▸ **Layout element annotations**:

----------

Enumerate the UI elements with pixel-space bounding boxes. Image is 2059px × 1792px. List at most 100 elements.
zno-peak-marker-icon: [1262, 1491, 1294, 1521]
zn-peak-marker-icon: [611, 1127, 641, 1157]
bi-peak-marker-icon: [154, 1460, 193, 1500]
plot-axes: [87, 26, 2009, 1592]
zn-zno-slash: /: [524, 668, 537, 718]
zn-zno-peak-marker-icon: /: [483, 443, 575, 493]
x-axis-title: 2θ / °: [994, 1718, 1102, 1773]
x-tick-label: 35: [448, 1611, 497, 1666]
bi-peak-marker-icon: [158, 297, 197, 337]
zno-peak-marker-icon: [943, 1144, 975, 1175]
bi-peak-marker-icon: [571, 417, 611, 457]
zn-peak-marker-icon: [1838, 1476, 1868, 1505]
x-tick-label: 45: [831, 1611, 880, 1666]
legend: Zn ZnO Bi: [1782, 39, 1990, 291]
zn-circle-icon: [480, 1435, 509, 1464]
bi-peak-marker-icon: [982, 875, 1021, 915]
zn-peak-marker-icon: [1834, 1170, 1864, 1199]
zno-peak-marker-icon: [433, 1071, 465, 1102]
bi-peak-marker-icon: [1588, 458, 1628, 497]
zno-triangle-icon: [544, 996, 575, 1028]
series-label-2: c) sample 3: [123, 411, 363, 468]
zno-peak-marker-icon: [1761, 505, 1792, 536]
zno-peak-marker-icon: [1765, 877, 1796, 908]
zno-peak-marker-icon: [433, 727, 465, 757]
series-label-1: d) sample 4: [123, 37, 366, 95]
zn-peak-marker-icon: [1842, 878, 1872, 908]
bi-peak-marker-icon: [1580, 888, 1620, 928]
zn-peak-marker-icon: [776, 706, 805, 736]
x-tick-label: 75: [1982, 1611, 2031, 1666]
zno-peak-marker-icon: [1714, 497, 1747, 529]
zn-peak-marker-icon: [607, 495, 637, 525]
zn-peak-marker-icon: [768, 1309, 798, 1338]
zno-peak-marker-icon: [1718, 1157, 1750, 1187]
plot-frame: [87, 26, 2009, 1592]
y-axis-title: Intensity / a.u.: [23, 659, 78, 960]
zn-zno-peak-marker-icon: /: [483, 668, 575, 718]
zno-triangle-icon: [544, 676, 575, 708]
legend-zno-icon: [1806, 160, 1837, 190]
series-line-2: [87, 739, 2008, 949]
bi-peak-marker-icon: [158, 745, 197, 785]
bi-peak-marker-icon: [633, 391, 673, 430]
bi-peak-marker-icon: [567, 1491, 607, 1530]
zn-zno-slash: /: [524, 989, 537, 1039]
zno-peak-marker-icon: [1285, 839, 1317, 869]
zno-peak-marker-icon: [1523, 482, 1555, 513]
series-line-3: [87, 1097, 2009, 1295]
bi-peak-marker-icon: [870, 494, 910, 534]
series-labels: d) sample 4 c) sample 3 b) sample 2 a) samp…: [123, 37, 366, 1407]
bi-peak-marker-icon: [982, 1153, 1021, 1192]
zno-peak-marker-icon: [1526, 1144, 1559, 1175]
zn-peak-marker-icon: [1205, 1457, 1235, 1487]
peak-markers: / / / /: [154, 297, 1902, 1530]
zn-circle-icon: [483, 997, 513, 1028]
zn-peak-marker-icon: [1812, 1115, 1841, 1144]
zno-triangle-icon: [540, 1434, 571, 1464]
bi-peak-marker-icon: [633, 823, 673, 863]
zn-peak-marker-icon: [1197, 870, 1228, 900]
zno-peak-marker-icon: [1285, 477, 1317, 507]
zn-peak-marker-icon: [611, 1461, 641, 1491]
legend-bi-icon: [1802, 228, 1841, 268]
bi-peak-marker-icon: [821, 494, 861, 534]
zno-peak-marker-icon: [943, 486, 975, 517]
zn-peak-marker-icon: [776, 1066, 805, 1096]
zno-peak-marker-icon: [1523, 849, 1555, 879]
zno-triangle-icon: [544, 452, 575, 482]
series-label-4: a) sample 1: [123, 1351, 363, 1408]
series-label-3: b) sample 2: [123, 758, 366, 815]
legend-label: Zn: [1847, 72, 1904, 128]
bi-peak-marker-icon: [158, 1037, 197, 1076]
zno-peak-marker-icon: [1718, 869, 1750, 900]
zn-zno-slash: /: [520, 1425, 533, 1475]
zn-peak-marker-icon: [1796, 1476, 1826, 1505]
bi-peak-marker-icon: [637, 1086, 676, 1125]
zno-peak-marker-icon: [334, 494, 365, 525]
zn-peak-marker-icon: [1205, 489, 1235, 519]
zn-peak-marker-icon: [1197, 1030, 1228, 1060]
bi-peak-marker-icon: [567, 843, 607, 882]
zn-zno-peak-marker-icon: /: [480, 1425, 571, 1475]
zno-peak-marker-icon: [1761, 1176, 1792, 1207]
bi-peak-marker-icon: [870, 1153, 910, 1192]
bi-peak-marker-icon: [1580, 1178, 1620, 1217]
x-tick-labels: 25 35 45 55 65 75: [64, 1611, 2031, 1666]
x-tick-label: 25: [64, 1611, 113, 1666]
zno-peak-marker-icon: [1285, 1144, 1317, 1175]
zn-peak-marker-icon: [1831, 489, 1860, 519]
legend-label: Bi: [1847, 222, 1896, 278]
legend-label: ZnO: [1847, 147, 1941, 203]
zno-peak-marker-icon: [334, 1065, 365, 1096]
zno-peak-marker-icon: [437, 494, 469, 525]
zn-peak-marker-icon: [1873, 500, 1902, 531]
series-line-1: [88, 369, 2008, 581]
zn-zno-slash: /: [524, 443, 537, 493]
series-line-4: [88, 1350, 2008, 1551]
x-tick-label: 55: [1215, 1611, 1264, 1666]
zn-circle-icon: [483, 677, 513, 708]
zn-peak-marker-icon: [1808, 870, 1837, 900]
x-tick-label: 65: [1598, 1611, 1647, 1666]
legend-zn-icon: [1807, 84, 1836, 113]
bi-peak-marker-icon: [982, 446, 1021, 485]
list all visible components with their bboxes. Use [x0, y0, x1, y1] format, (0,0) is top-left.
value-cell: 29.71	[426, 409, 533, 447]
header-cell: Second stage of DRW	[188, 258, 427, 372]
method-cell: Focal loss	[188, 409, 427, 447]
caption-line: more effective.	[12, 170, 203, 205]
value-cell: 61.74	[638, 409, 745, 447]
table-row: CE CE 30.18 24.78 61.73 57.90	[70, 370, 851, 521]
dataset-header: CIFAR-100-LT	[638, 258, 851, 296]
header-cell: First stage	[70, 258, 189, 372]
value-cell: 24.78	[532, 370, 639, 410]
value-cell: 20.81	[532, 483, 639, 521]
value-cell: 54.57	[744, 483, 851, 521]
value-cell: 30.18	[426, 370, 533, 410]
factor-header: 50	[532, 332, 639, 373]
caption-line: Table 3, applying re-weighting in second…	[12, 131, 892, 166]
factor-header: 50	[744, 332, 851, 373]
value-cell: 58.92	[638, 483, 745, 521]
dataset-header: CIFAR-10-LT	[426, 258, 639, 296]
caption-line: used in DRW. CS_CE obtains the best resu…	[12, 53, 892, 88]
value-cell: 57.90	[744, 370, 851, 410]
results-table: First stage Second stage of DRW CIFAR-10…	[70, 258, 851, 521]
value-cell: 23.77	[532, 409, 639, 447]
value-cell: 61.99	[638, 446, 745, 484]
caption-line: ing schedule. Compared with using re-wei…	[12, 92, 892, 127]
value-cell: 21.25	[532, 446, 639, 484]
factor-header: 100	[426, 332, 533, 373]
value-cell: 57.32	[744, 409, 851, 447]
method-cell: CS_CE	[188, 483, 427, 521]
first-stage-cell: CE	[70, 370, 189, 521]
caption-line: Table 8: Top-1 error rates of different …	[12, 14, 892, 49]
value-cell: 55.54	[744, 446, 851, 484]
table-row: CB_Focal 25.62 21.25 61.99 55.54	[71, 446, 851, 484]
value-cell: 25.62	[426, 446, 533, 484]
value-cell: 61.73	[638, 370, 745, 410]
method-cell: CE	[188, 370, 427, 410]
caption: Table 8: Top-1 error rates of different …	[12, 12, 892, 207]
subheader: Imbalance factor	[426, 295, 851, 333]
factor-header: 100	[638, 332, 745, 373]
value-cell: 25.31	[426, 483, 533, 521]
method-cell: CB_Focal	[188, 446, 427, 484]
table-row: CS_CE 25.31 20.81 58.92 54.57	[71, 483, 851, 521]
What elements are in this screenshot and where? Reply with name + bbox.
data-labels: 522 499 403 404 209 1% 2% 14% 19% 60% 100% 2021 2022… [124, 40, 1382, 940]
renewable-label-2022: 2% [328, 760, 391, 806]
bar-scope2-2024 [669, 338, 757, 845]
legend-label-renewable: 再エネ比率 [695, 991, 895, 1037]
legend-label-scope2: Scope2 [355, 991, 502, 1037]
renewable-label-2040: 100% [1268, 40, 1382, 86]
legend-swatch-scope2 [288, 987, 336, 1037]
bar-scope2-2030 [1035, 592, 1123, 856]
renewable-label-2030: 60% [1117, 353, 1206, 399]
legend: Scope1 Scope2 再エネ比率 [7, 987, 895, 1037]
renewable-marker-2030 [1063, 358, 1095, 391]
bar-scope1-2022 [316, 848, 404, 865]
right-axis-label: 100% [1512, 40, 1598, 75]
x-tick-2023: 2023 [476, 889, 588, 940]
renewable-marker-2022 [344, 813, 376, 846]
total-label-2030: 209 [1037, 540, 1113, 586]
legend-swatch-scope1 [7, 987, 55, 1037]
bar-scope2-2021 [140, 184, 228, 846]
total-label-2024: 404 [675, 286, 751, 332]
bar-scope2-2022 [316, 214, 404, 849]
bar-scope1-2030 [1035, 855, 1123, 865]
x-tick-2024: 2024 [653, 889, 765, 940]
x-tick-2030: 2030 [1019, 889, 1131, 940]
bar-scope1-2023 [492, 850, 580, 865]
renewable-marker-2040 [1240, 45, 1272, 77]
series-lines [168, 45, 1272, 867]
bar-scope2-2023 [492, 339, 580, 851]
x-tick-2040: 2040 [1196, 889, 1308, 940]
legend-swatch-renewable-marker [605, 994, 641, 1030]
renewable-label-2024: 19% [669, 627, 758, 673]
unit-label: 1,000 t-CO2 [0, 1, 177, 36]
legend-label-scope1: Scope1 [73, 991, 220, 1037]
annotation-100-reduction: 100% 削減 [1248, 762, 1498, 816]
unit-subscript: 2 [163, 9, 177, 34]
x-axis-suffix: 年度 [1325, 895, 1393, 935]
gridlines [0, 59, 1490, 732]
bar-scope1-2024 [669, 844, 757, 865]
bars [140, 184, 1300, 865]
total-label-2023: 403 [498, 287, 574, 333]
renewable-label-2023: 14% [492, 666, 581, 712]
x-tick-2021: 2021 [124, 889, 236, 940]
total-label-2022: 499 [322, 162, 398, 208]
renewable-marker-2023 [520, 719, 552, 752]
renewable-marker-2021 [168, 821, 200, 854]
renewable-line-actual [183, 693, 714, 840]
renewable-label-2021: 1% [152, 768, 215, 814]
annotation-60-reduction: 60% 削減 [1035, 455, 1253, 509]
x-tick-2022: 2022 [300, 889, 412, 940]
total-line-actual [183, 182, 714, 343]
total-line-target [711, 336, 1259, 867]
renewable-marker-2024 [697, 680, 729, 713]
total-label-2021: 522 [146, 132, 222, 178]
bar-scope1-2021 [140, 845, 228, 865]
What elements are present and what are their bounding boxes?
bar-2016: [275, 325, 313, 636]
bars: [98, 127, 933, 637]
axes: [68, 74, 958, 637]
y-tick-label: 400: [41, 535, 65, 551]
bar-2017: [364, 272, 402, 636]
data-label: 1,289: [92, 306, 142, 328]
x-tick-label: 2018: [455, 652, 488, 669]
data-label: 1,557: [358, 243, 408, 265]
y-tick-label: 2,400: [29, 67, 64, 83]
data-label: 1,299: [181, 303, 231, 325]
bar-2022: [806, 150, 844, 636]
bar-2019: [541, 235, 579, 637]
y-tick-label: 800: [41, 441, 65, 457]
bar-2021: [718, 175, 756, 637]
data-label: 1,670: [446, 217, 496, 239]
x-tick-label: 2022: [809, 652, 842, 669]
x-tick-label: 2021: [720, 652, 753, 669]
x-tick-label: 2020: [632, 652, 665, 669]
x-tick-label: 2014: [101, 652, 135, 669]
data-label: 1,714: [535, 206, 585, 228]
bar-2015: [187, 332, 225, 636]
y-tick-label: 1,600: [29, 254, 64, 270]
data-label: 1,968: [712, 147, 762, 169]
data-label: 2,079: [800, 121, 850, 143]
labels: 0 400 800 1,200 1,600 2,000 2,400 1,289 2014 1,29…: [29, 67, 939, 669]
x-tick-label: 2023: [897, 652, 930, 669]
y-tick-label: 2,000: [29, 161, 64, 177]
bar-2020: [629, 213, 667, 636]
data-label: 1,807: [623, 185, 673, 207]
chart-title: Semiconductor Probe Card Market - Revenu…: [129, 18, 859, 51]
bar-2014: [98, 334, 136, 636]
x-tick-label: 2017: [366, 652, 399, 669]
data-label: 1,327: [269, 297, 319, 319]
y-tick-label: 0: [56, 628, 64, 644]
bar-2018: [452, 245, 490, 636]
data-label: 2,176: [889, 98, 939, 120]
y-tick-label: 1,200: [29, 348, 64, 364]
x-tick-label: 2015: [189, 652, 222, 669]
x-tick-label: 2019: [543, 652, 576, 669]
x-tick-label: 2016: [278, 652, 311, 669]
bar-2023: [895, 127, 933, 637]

----------

▸ **WHAT YOU SHOULD DO**: Output every line of the data from the very start down to the line containing "zn-peak-marker-icon: [1842, 878, 1872, 908]", including that line, as a JSON list of strings with one string per line and blank lines left out.

▸ **RESULT BELOW**:
[
  "Enumerate the UI elements with pixel-space bounding boxes. Image is 2059px × 1792px. List at most 100 elements.",
  "zno-peak-marker-icon: [1262, 1491, 1294, 1521]",
  "zn-peak-marker-icon: [611, 1127, 641, 1157]",
  "bi-peak-marker-icon: [154, 1460, 193, 1500]",
  "plot-axes: [87, 26, 2009, 1592]",
  "zn-zno-slash: /: [524, 668, 537, 718]",
  "zn-zno-peak-marker-icon: /: [483, 443, 575, 493]",
  "x-axis-title: 2θ / °: [994, 1718, 1102, 1773]",
  "x-tick-label: 35: [448, 1611, 497, 1666]",
  "bi-peak-marker-icon: [158, 297, 197, 337]",
  "zno-peak-marker-icon: [943, 1144, 975, 1175]",
  "bi-peak-marker-icon: [571, 417, 611, 457]",
  "zn-peak-marker-icon: [1838, 1476, 1868, 1505]",
  "x-tick-label: 45: [831, 1611, 880, 1666]",
  "legend: Zn ZnO Bi: [1782, 39, 1990, 291]",
  "zn-circle-icon: [480, 1435, 509, 1464]",
  "bi-peak-marker-icon: [982, 875, 1021, 915]",
  "zn-peak-marker-icon: [1834, 1170, 1864, 1199]",
  "zno-peak-marker-icon: [433, 1071, 465, 1102]",
  "bi-peak-marker-icon: [1588, 458, 1628, 497]",
  "zno-triangle-icon: [544, 996, 575, 1028]",
  "series-label-2: c) sample 3: [123, 411, 363, 468]",
  "zno-peak-marker-icon: [1761, 505, 1792, 536]",
  "zno-peak-marker-icon: [1765, 877, 1796, 908]",
  "zno-peak-marker-icon: [433, 727, 465, 757]",
  "series-label-1: d) sample 4: [123, 37, 366, 95]",
  "zn-peak-marker-icon: [1842, 878, 1872, 908]"
]